** start Data extract **
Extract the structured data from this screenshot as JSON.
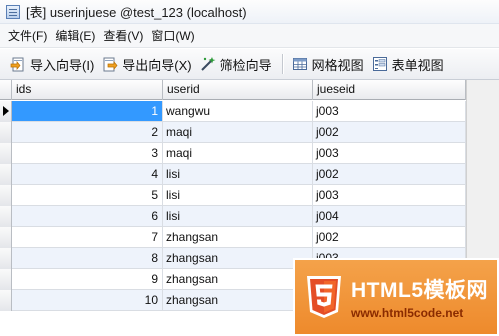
{
  "window": {
    "title": "[表] userinjuese @test_123 (localhost)"
  },
  "menu": [
    {
      "label": "文件(F)"
    },
    {
      "label": "编辑(E)"
    },
    {
      "label": "查看(V)"
    },
    {
      "label": "窗口(W)"
    }
  ],
  "toolbar": {
    "import_wizard": "导入向导(I)",
    "export_wizard": "导出向导(X)",
    "filter_wizard": "筛检向导",
    "grid_view": "网格视图",
    "form_view": "表单视图"
  },
  "table": {
    "columns": [
      "ids",
      "userid",
      "jueseid"
    ],
    "rows": [
      {
        "ids": "1",
        "userid": "wangwu",
        "jueseid": "j003"
      },
      {
        "ids": "2",
        "userid": "maqi",
        "jueseid": "j002"
      },
      {
        "ids": "3",
        "userid": "maqi",
        "jueseid": "j003"
      },
      {
        "ids": "4",
        "userid": "lisi",
        "jueseid": "j002"
      },
      {
        "ids": "5",
        "userid": "lisi",
        "jueseid": "j003"
      },
      {
        "ids": "6",
        "userid": "lisi",
        "jueseid": "j004"
      },
      {
        "ids": "7",
        "userid": "zhangsan",
        "jueseid": "j002"
      },
      {
        "ids": "8",
        "userid": "zhangsan",
        "jueseid": "j003"
      },
      {
        "ids": "9",
        "userid": "zhangsan",
        "jueseid": ""
      },
      {
        "ids": "10",
        "userid": "zhangsan",
        "jueseid": ""
      }
    ],
    "selected_row": 0
  },
  "watermark": {
    "title": "HTML5模板网",
    "url": "www.html5code.net"
  },
  "colors": {
    "selection": "#3399ff",
    "row_alt": "#eef3fb",
    "watermark": "#ee8a2c"
  }
}
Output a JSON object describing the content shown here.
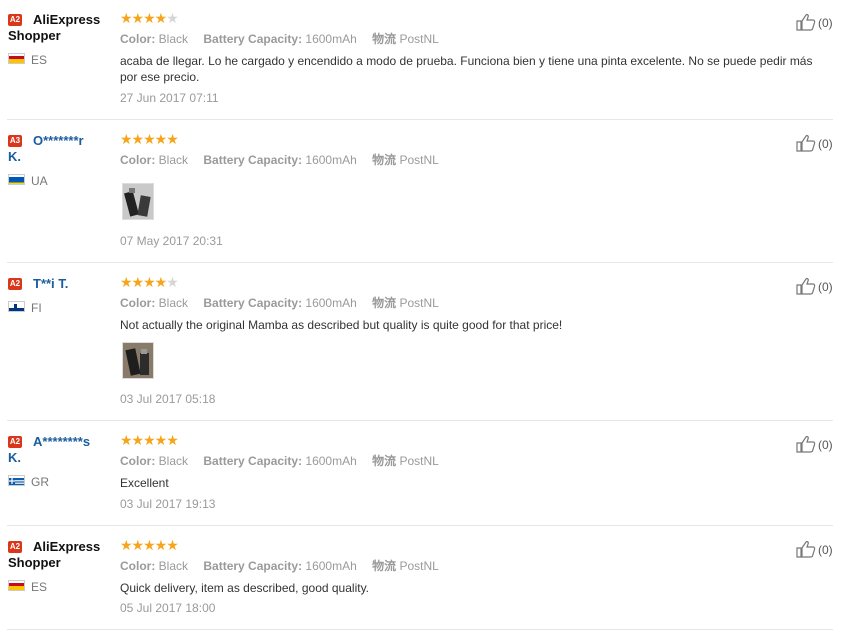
{
  "reviews": [
    {
      "badge": "A2",
      "user_line1": "AliExpress",
      "user_line2": "Shopper",
      "country": "ES",
      "rating": 4,
      "color_label": "Color:",
      "color_value": "Black",
      "capacity_label": "Battery Capacity:",
      "capacity_value": "1600mAh",
      "ship_label": "物流",
      "ship_value": "PostNL",
      "text": "acaba de llegar. Lo he cargado y encendido a modo de prueba. Funciona bien y tiene una pinta excelente. No se puede pedir más por ese precio.",
      "date": "27 Jun 2017 07:11",
      "helpful": "(0)"
    },
    {
      "badge": "A3",
      "user_line1": "O*******r",
      "user_line2": "K.",
      "country": "UA",
      "rating": 5,
      "color_label": "Color:",
      "color_value": "Black",
      "capacity_label": "Battery Capacity:",
      "capacity_value": "1600mAh",
      "ship_label": "物流",
      "ship_value": "PostNL",
      "text": "",
      "date": "07 May 2017 20:31",
      "helpful": "(0)"
    },
    {
      "badge": "A2",
      "user_line1": "T**i T.",
      "user_line2": "",
      "country": "FI",
      "rating": 4,
      "color_label": "Color:",
      "color_value": "Black",
      "capacity_label": "Battery Capacity:",
      "capacity_value": "1600mAh",
      "ship_label": "物流",
      "ship_value": "PostNL",
      "text": "Not actually the original Mamba as described but quality is quite good for that price!",
      "date": "03 Jul 2017 05:18",
      "helpful": "(0)"
    },
    {
      "badge": "A2",
      "user_line1": "A********s",
      "user_line2": "K.",
      "country": "GR",
      "rating": 5,
      "color_label": "Color:",
      "color_value": "Black",
      "capacity_label": "Battery Capacity:",
      "capacity_value": "1600mAh",
      "ship_label": "物流",
      "ship_value": "PostNL",
      "text": "Excellent",
      "date": "03 Jul 2017 19:13",
      "helpful": "(0)"
    },
    {
      "badge": "A2",
      "user_line1": "AliExpress",
      "user_line2": "Shopper",
      "country": "ES",
      "rating": 5,
      "color_label": "Color:",
      "color_value": "Black",
      "capacity_label": "Battery Capacity:",
      "capacity_value": "1600mAh",
      "ship_label": "物流",
      "ship_value": "PostNL",
      "text": "Quick delivery, item as described, good quality.",
      "date": "05 Jul 2017 18:00",
      "helpful": "(0)"
    }
  ],
  "colors": {
    "badge": "#d9361b",
    "star": "#f6a51b",
    "username_link": "#1a5c9e"
  }
}
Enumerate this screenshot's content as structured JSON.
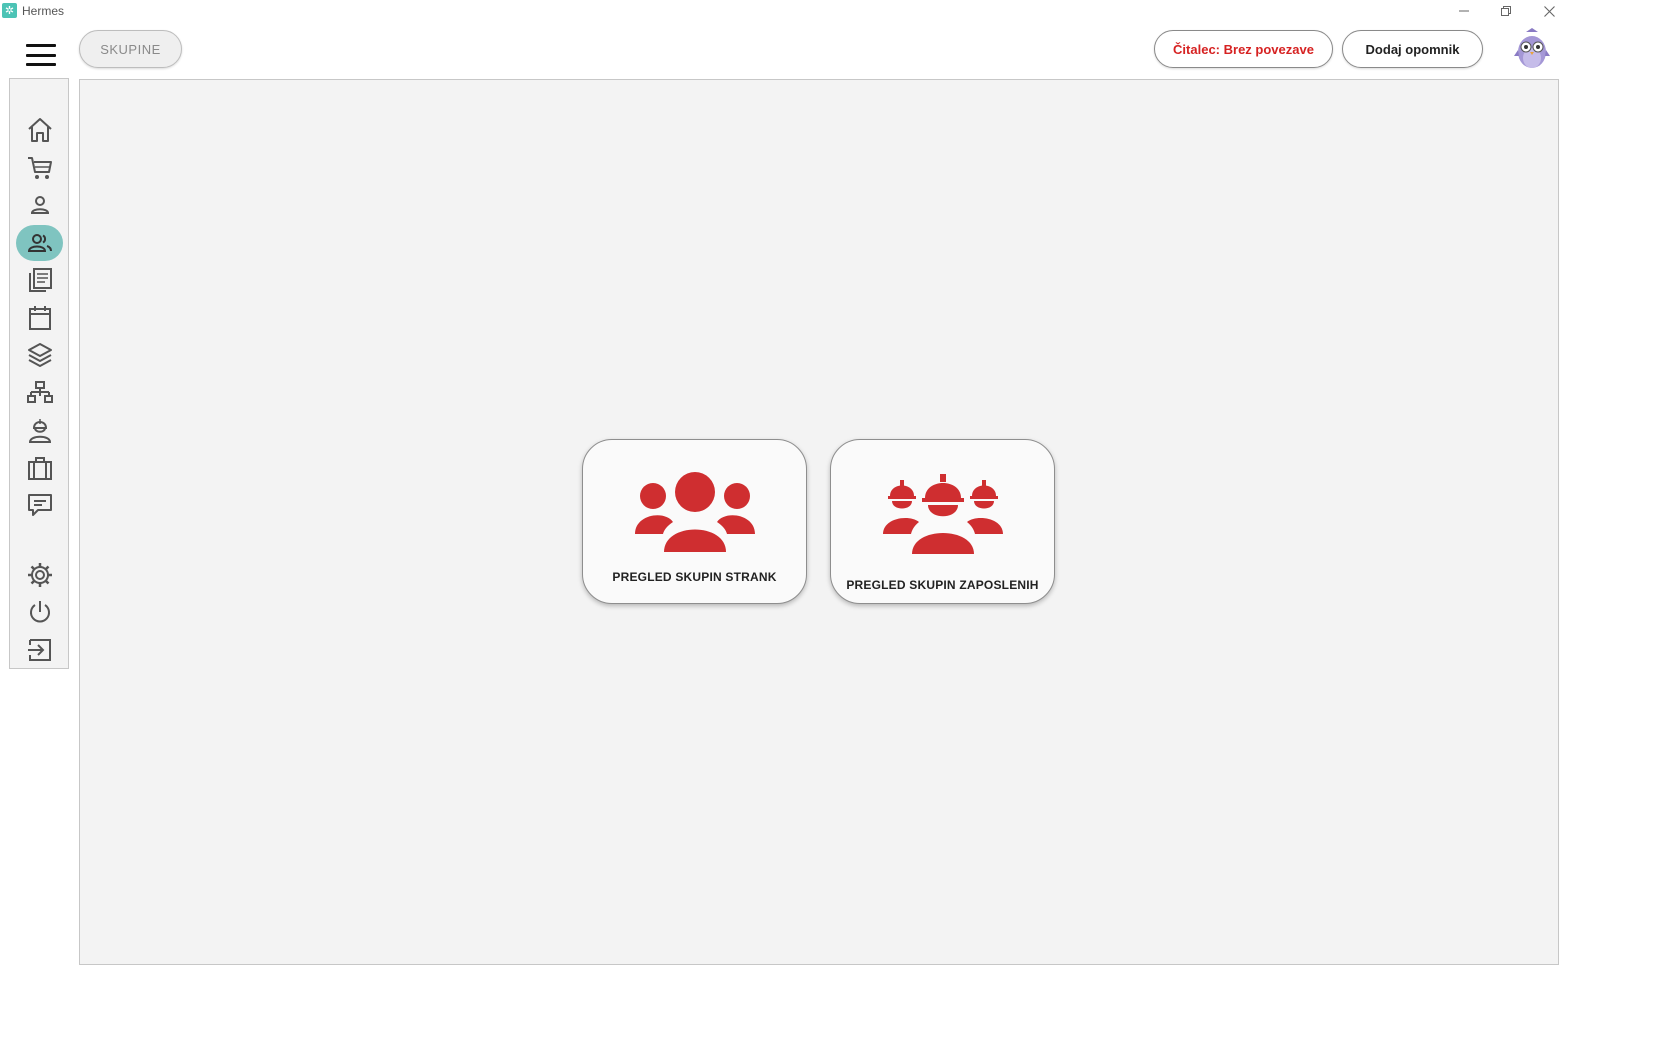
{
  "window": {
    "title": "Hermes",
    "controls": [
      "minimize-icon",
      "restore-icon",
      "close-icon"
    ]
  },
  "header": {
    "menu_icon": "hamburger-menu-icon",
    "section_label": "SKUPINE",
    "reader_status": "Čitalec: Brez povezave",
    "add_reminder": "Dodaj opomnik",
    "mascot": "owl-avatar-icon",
    "colors": {
      "reader_status": "#d62222",
      "active_nav": "#7fc4c0",
      "accent_red": "#cf2e30"
    }
  },
  "sidebar": {
    "items": [
      {
        "icon": "home-icon",
        "active": false
      },
      {
        "icon": "cart-icon",
        "active": false
      },
      {
        "icon": "person-icon",
        "active": false
      },
      {
        "icon": "group-icon",
        "active": true
      },
      {
        "icon": "documents-icon",
        "active": false
      },
      {
        "icon": "calendar-icon",
        "active": false
      },
      {
        "icon": "layers-icon",
        "active": false
      },
      {
        "icon": "network-icon",
        "active": false
      },
      {
        "icon": "worker-icon",
        "active": false
      },
      {
        "icon": "briefcase-icon",
        "active": false
      },
      {
        "icon": "chat-icon",
        "active": false
      },
      {
        "icon": "settings-icon",
        "active": false
      },
      {
        "icon": "power-icon",
        "active": false
      },
      {
        "icon": "logout-icon",
        "active": false
      }
    ]
  },
  "main": {
    "cards": [
      {
        "label": "PREGLED SKUPIN STRANK",
        "icon": "client-group-icon"
      },
      {
        "label": "PREGLED SKUPIN ZAPOSLENIH",
        "icon": "employee-group-hardhat-icon"
      }
    ]
  }
}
** end Data extract **
_Problem to solve:_ Work out the number of lines above that include the string "quality" and write only that number.

_Written solution:_ 2